— start of ITEMS —
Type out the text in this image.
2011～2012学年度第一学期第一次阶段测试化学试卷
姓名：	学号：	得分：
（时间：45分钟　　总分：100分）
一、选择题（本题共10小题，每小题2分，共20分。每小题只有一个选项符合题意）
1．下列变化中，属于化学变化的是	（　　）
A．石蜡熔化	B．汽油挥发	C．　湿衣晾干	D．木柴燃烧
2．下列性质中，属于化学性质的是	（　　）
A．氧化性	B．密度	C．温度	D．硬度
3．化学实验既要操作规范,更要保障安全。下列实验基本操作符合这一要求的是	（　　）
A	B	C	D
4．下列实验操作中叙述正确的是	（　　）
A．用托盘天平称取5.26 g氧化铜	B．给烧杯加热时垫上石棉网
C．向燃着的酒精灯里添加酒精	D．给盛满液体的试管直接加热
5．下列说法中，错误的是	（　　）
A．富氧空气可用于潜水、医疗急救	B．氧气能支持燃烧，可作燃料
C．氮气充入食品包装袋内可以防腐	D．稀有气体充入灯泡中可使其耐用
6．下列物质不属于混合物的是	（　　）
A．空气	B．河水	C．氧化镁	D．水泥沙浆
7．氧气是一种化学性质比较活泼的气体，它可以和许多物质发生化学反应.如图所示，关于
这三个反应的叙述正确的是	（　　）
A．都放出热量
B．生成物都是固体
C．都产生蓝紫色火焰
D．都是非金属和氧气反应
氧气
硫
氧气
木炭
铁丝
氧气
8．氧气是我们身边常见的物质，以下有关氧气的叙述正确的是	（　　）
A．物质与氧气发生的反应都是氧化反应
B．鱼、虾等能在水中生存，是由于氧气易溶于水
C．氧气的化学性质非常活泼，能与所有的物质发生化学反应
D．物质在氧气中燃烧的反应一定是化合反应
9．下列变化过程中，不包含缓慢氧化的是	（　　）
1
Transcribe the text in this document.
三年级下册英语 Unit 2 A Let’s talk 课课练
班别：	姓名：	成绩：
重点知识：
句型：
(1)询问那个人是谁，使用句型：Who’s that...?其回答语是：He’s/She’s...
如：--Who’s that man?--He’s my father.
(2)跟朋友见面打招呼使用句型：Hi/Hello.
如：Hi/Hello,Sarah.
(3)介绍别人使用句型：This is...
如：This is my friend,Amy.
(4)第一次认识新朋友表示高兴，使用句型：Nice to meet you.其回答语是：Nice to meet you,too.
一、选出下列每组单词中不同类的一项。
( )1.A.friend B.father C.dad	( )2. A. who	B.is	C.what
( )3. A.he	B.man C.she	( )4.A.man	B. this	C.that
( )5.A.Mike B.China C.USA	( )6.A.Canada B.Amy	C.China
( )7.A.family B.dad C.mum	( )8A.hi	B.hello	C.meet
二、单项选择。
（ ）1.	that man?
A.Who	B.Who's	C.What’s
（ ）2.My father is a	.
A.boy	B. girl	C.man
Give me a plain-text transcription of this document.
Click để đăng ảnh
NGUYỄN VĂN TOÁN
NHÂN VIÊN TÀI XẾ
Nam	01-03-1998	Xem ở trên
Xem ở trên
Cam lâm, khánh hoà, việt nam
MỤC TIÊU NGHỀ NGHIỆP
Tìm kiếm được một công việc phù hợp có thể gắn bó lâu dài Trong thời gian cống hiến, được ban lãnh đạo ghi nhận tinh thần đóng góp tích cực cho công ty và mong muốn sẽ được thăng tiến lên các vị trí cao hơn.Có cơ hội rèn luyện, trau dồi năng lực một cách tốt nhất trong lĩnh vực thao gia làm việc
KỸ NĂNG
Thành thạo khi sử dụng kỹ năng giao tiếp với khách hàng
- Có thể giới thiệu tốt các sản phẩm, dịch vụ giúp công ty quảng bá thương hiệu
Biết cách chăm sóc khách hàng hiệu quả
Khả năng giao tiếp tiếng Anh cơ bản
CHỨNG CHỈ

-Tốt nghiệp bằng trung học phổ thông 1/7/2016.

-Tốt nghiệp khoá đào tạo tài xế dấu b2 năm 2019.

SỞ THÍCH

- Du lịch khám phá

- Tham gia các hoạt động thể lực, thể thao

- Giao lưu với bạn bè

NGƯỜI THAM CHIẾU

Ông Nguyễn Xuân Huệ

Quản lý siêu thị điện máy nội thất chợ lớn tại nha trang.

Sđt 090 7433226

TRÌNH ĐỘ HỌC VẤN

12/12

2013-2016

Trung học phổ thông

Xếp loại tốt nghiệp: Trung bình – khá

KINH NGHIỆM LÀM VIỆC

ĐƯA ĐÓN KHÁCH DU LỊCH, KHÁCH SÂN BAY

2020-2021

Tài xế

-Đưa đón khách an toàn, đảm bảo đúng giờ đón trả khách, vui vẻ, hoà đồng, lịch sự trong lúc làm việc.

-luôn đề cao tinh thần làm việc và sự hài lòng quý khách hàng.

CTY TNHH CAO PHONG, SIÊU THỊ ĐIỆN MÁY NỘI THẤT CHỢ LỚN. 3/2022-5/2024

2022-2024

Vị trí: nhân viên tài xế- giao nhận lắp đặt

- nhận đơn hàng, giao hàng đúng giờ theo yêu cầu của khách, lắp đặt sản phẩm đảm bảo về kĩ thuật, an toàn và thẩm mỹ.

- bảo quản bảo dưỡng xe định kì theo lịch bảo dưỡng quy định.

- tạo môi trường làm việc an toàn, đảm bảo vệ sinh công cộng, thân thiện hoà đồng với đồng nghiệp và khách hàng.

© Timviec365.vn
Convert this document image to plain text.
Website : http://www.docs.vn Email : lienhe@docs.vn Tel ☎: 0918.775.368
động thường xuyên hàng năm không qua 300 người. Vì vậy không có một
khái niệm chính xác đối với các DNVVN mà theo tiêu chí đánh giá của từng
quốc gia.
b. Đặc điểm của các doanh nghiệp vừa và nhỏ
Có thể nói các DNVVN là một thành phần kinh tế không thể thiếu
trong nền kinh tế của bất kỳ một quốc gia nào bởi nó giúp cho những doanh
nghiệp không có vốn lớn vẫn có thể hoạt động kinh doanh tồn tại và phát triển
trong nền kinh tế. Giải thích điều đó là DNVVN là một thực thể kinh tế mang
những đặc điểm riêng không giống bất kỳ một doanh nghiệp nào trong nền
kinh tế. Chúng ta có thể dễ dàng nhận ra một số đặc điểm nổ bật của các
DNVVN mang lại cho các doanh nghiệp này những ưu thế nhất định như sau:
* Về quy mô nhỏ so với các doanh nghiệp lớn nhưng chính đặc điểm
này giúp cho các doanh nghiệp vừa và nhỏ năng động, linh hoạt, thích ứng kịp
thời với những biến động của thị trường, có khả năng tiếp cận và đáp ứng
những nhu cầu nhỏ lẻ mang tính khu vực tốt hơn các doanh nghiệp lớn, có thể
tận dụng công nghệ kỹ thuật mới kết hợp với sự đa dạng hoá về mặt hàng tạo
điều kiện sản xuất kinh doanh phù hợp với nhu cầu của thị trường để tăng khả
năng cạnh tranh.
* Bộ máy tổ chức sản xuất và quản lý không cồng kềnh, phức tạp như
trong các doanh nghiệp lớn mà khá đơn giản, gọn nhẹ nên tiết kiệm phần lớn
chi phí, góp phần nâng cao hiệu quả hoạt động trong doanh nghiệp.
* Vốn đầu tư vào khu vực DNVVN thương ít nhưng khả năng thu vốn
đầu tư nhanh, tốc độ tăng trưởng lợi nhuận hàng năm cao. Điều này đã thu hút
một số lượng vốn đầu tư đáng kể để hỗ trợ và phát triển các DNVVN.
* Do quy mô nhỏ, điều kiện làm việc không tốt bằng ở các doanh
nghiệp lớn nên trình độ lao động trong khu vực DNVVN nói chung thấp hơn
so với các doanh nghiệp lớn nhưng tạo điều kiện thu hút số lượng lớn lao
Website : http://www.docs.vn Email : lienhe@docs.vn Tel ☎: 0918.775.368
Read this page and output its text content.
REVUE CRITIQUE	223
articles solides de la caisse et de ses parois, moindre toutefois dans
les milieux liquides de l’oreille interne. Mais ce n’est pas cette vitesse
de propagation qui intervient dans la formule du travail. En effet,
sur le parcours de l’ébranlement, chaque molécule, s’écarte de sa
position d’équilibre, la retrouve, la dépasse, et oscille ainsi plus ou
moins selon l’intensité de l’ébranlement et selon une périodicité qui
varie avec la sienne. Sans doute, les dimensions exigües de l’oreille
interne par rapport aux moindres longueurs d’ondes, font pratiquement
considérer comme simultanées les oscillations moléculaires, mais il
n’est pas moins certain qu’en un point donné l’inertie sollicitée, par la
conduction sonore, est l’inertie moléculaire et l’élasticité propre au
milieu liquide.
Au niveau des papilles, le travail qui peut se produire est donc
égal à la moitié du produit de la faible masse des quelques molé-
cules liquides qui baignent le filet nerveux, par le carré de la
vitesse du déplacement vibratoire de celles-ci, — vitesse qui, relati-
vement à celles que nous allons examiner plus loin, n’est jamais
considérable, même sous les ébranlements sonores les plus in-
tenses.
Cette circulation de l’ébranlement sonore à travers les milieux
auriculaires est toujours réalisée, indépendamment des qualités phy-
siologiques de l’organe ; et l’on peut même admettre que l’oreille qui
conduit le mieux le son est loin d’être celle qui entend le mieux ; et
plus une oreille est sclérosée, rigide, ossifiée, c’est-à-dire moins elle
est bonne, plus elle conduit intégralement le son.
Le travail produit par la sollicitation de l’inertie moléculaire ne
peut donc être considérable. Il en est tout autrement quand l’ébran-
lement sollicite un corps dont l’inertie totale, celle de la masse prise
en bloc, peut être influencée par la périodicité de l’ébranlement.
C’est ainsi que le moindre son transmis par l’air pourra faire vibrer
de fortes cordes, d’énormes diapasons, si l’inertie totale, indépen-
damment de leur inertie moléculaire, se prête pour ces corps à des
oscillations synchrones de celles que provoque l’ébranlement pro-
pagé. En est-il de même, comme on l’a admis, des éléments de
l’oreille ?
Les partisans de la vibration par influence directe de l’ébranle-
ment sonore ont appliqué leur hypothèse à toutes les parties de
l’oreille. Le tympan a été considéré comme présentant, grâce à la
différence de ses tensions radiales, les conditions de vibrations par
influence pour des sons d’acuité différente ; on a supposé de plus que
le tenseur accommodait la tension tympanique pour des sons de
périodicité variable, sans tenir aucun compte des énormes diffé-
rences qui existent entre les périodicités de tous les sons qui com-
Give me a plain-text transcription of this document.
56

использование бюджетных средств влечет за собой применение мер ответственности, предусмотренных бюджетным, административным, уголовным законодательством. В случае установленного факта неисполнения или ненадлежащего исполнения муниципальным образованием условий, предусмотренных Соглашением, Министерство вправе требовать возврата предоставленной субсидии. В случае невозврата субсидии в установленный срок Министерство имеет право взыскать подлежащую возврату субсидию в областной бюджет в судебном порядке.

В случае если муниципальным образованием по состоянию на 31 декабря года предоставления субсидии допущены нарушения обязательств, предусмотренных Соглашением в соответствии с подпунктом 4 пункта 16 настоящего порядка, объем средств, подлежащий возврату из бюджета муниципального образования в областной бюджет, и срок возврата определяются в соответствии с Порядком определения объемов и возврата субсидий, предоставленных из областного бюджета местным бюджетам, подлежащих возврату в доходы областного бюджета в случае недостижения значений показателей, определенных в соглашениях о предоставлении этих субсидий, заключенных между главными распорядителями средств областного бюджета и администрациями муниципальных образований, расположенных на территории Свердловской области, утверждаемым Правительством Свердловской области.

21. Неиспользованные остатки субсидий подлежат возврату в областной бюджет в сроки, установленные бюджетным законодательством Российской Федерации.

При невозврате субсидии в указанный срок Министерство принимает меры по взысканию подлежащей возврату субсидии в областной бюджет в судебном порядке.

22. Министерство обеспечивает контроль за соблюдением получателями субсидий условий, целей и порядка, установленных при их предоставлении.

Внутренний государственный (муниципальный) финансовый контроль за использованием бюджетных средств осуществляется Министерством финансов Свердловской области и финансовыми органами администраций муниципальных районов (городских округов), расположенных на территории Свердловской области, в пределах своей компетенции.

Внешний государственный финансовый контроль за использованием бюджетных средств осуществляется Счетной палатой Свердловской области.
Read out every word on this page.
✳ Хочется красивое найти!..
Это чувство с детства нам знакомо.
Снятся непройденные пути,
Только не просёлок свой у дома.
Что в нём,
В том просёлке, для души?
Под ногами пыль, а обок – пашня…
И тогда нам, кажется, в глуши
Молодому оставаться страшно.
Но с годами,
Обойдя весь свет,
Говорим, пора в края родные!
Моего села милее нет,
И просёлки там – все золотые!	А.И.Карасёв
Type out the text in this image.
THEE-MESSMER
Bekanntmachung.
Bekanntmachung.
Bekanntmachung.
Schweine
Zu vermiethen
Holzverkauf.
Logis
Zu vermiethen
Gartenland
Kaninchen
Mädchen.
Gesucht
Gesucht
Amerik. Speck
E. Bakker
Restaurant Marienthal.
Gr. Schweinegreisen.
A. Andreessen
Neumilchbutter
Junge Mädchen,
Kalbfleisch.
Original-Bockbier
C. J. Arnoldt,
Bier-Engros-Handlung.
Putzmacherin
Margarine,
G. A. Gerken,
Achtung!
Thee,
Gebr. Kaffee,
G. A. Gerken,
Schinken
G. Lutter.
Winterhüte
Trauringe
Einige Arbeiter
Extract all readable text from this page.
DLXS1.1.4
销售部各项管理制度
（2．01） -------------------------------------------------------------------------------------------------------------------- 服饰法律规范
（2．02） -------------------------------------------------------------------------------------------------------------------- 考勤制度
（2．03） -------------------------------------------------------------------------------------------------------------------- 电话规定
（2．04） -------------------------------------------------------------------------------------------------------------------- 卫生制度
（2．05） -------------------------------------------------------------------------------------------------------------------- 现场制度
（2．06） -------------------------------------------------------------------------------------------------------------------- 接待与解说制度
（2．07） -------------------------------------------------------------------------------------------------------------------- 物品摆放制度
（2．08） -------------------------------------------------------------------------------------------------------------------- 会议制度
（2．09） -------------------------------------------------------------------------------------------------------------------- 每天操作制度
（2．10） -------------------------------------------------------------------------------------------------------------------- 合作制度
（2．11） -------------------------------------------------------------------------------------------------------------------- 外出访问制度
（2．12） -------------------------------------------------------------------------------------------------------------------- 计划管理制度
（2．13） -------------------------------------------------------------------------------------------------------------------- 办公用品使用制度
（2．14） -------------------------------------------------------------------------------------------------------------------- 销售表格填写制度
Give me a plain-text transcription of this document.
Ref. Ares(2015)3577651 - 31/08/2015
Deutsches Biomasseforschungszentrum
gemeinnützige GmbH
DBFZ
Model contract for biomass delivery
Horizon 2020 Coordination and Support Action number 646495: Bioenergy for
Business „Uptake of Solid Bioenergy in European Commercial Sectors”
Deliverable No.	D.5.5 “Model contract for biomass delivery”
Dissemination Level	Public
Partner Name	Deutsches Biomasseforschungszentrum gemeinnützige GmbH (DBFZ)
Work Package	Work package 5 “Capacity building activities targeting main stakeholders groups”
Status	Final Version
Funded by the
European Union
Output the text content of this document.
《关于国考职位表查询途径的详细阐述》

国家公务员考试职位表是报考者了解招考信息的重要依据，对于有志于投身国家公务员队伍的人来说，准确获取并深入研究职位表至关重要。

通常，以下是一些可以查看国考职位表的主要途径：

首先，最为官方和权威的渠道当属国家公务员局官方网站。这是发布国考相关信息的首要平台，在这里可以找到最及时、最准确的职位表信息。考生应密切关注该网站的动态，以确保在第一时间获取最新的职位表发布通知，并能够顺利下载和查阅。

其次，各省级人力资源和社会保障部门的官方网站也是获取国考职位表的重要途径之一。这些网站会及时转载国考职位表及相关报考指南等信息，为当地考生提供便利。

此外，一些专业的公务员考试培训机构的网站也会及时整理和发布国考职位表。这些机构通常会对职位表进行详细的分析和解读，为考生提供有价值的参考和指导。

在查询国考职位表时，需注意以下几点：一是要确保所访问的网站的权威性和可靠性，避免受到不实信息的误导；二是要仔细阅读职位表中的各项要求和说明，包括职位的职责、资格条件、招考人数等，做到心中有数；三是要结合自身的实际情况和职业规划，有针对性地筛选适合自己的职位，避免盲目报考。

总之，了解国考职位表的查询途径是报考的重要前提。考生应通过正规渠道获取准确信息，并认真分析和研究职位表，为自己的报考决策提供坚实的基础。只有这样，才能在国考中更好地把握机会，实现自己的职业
— end of ITEMS —
* TASK OBJECTIVE
The answer is a single number: how many lines include the word "inertie"?

* WORKED SOLUTION
6